- **Parts of the exercise**
1: Answer these questions about the passage on Ehrlich's views:
(a) What two kinds of pollution does Ehrlich say population growth will increase?
(b) Along with conservation and recycling, what does his call for a more sustainable way of life focus on?
(c) What measure does he suggest for discouraging larger families?
2: From the rows, transcribe the part that opens with the line containing "x-tick-label: 0 — [614, 808, 628, 832]" and closes with the line containing "y-tick-label: 600 — [106, 625, 148, 649]", including both of those lines.

>> begin Document excerpt

Ehrlich argues that population growth leads to a variety of problems, including resource depletion, pollution, and social unrest. He argues that as the world’s population continues to grow, the demand for resources will increase, leading to overconsumption, environmental destruction, and resource depletion. Ehrlich also warns that population growth will lead to increased pollution, including air and water pollution, as well as an increase in greenhouse gas emissions, leading to global warming and climate change.

To prevent a catastrophic collapse, Ehrlich proposes a number of solutions, including population control measures such as family planning, education, and government policies. He also calls for a shift towards a more sustainable way of life, with a focus on renewable energy, conservation, and recycling. Despite its controversial message, “The Population Bomb” has had a lasting impact on environmental and social policy, influencing debates on population control, resource management, and sustainable development.

Ehrlich proposed solutions were deemed by many in the past to be politically unacceptable because of the coercion that they implied. But what about today? Ehrlich advocated for an “unprecedented redistribution of wealth” in order to mitigate the problem of overconsumption of resources by the world’s wealthy. He still thinks that governments should discourage people from having more than two children, suggesting, for example, a higher tax rate for larger families.

>> end Document excerpt
>> begin Material for the task

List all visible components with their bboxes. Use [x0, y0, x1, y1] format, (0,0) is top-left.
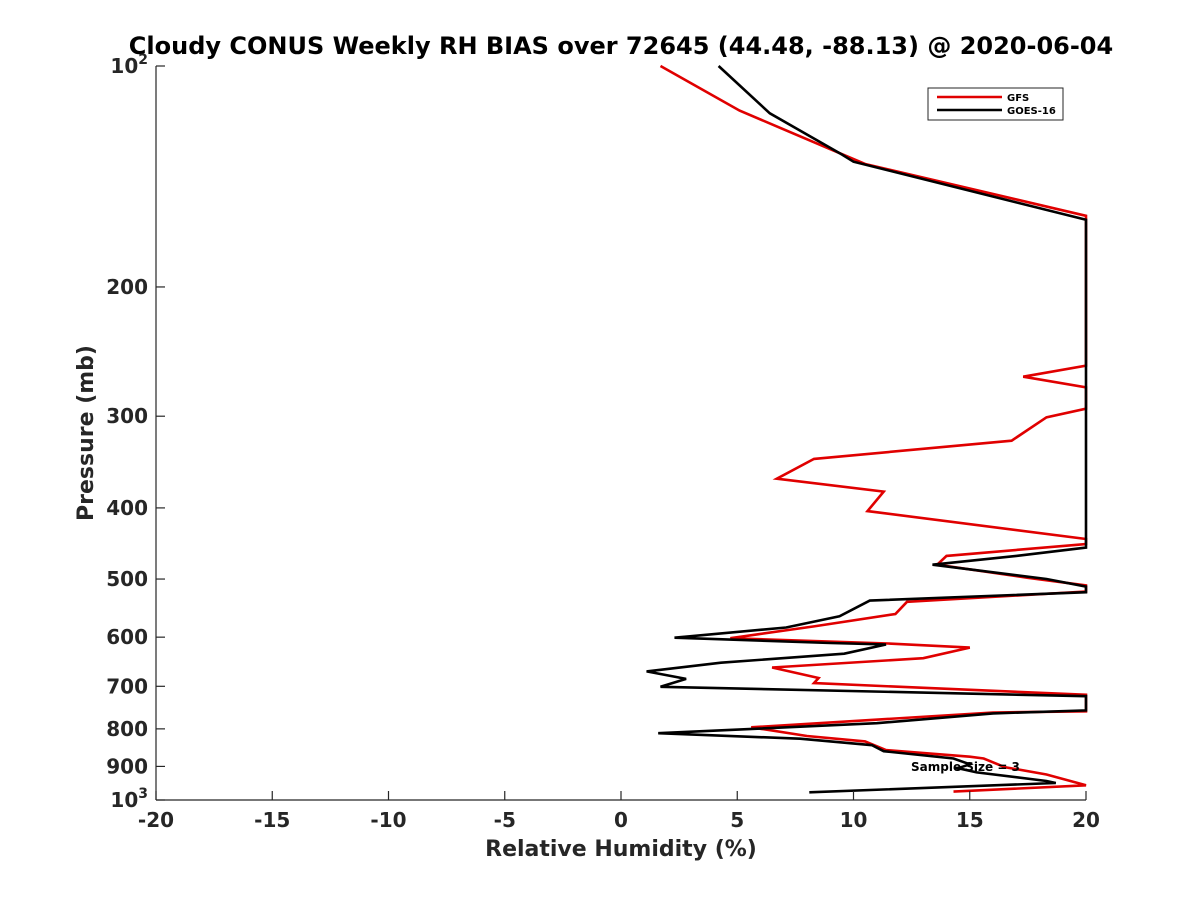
x-tick-label: 0 — [614, 808, 628, 832]
x-tick-label: -10 — [370, 808, 406, 832]
x-tick-label: -5 — [494, 808, 516, 832]
x-tick-label: 10 — [840, 808, 868, 832]
x-tick-label: -15 — [254, 808, 290, 832]
y-tick-label: 600 — [106, 625, 148, 649]
x-tick-label: -20 — [138, 808, 174, 832]
y-tick-label: 800 — [106, 717, 148, 741]
legend-label-gfs: GFS — [1007, 93, 1029, 104]
y-tick-label: 400 — [106, 496, 148, 520]
axis-layer: -20 -15 -10 -5 0 5 10 15 20 102 200 300 400 500 600 700… — [106, 52, 1100, 832]
series-line-goes-16 — [646, 65, 1088, 794]
y-tick-label: 103 — [110, 786, 148, 812]
legend-label-goes-16: GOES-16 — [1007, 106, 1056, 117]
legend-box — [927, 87, 1064, 121]
x-axis-label: Relative Humidity (%) — [485, 837, 757, 862]
y-tick-label: 102 — [110, 52, 148, 78]
series-line-gfs — [659, 64, 1088, 793]
chart-title: Cloudy CONUS Weekly RH BIAS over 72645 (… — [129, 32, 1113, 60]
y-tick-label: 300 — [106, 404, 148, 428]
legend: GFS GOES-16 — [927, 87, 1064, 121]
y-tick-label: 900 — [106, 754, 148, 778]
series-layer — [646, 64, 1088, 794]
x-tick-label: 5 — [730, 808, 744, 832]
x-tick-label: 15 — [956, 808, 984, 832]
y-tick-label: 500 — [106, 567, 148, 591]
y-tick-label: 200 — [106, 275, 148, 299]
x-tick-label: 20 — [1072, 808, 1100, 832]
y-tick-label: 700 — [106, 674, 148, 698]
sample-size-annotation: Sample Size = 3 — [911, 760, 1020, 774]
y-axis-label: Pressure (mb) — [74, 345, 99, 521]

>> end Material for the task

- **Expected answers**
1:
(a) Air and water pollution.
(b) Renewable energy.
(c) A higher tax rate for larger families.

2:
x-tick-label: 0 — [614, 808, 628, 832]
x-tick-label: -10 — [370, 808, 406, 832]
x-tick-label: -5 — [494, 808, 516, 832]
x-tick-label: 10 — [840, 808, 868, 832]
x-tick-label: -15 — [254, 808, 290, 832]
y-tick-label: 600 — [106, 625, 148, 649]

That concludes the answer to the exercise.